GIVEN INSTRUCTION ::
Count how many lines of the material below have the word "Variacion" and give only the number.

begin INPUT MATERIAL

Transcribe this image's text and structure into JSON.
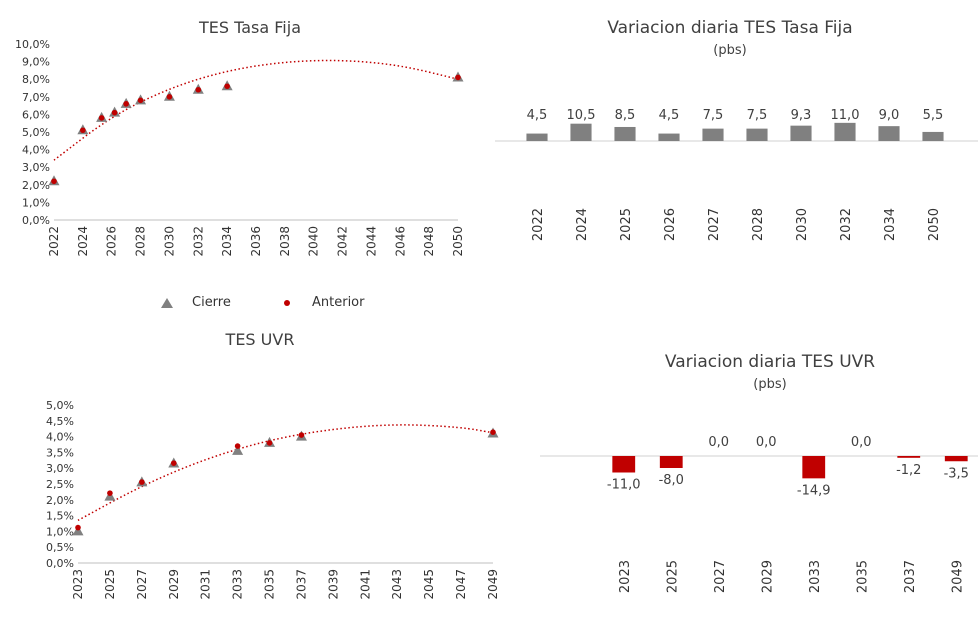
{
  "chart_data": [
    {
      "id": "fija_curve",
      "type": "scatter",
      "title": "TES Tasa Fija",
      "x_ticks": [
        "2022",
        "2024",
        "2026",
        "2028",
        "2030",
        "2032",
        "2034",
        "2036",
        "2038",
        "2040",
        "2042",
        "2044",
        "2046",
        "2048",
        "2050"
      ],
      "y_ticks": [
        "0,0%",
        "1,0%",
        "2,0%",
        "3,0%",
        "4,0%",
        "5,0%",
        "6,0%",
        "7,0%",
        "8,0%",
        "9,0%",
        "10,0%"
      ],
      "ylim": [
        0,
        10
      ],
      "xlim": [
        2022,
        2050
      ],
      "series": [
        {
          "name": "Cierre",
          "marker": "triangle",
          "color": "#808080",
          "x": [
            2022,
            2024,
            2025.3,
            2026.2,
            2027,
            2028,
            2030,
            2032,
            2034,
            2050
          ],
          "y": [
            2.2,
            5.1,
            5.8,
            6.1,
            6.6,
            6.8,
            7.0,
            7.4,
            7.6,
            8.1
          ]
        },
        {
          "name": "Anterior",
          "marker": "dot",
          "color": "#c00000",
          "x": [
            2022,
            2024,
            2025.3,
            2026.2,
            2027,
            2028,
            2030,
            2032,
            2034,
            2050
          ],
          "y": [
            2.2,
            5.1,
            5.8,
            6.1,
            6.6,
            6.8,
            7.0,
            7.4,
            7.6,
            8.1
          ]
        }
      ],
      "trend": {
        "type": "poly2",
        "color": "#c00000",
        "x": [
          2022,
          2026,
          2030,
          2034,
          2038,
          2042,
          2046,
          2050
        ],
        "y": [
          3.4,
          5.9,
          7.5,
          8.5,
          9.0,
          9.1,
          8.8,
          8.0
        ]
      }
    },
    {
      "id": "fija_var",
      "type": "bar",
      "title": "Variacion diaria TES Tasa Fija",
      "subtitle": "(pbs)",
      "categories": [
        "2022",
        "2024",
        "2025",
        "2026",
        "2027",
        "2028",
        "2030",
        "2032",
        "2034",
        "2050"
      ],
      "values": [
        4.5,
        10.5,
        8.5,
        4.5,
        7.5,
        7.5,
        9.3,
        11.0,
        9.0,
        5.5
      ],
      "labels": [
        "4,5",
        "10,5",
        "8,5",
        "4,5",
        "7,5",
        "7,5",
        "9,3",
        "11,0",
        "9,0",
        "5,5"
      ],
      "color": "#808080"
    },
    {
      "id": "uvr_curve",
      "type": "scatter",
      "title": "TES UVR",
      "x_ticks": [
        "2023",
        "2025",
        "2027",
        "2029",
        "2031",
        "2033",
        "2035",
        "2037",
        "2039",
        "2041",
        "2043",
        "2045",
        "2047",
        "2049"
      ],
      "y_ticks": [
        "0,0%",
        "0,5%",
        "1,0%",
        "1,5%",
        "2,0%",
        "2,5%",
        "3,0%",
        "3,5%",
        "4,0%",
        "4,5%",
        "5,0%"
      ],
      "ylim": [
        0,
        5
      ],
      "xlim": [
        2023,
        2049
      ],
      "series": [
        {
          "name": "Cierre",
          "marker": "triangle",
          "color": "#808080",
          "x": [
            2023,
            2025,
            2027,
            2029,
            2033,
            2035,
            2037,
            2049
          ],
          "y": [
            1.0,
            2.1,
            2.55,
            3.15,
            3.55,
            3.8,
            4.0,
            4.1
          ]
        },
        {
          "name": "Anterior",
          "marker": "dot",
          "color": "#c00000",
          "x": [
            2023,
            2025,
            2027,
            2029,
            2033,
            2035,
            2037,
            2049
          ],
          "y": [
            1.12,
            2.21,
            2.56,
            3.16,
            3.7,
            3.8,
            4.05,
            4.14
          ]
        }
      ],
      "trend": {
        "type": "poly2",
        "color": "#c00000",
        "x": [
          2023,
          2027,
          2031,
          2035,
          2039,
          2043,
          2047,
          2049
        ],
        "y": [
          1.35,
          2.45,
          3.3,
          3.9,
          4.25,
          4.4,
          4.3,
          4.12
        ]
      }
    },
    {
      "id": "uvr_var",
      "type": "bar",
      "title": "Variacion diaria TES UVR",
      "subtitle": "(pbs)",
      "categories": [
        "2023",
        "2025",
        "2027",
        "2029",
        "2033",
        "2035",
        "2037",
        "2049"
      ],
      "values": [
        -11.0,
        -8.0,
        0.0,
        0.0,
        -14.9,
        0.0,
        -1.2,
        -3.5
      ],
      "labels": [
        "-11,0",
        "-8,0",
        "0,0",
        "0,0",
        "-14,9",
        "0,0",
        "-1,2",
        "-3,5"
      ],
      "color": "#c00000"
    }
  ],
  "legend": {
    "items": [
      {
        "label": "Cierre",
        "marker": "triangle",
        "color": "#808080"
      },
      {
        "label": "Anterior",
        "marker": "dot",
        "color": "#c00000"
      }
    ]
  }
}
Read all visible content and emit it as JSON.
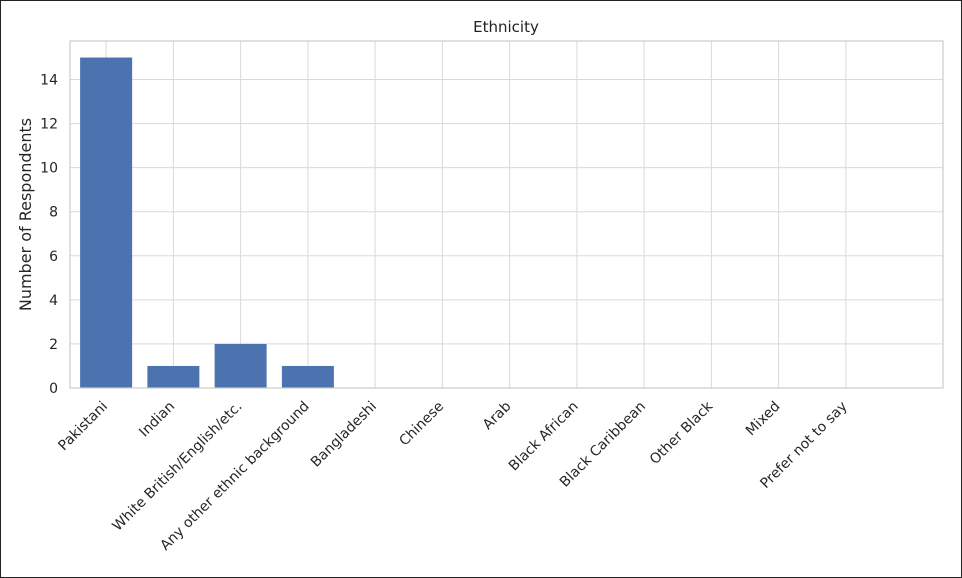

end INPUT MATERIAL

THE COMPLETED TASK ::
2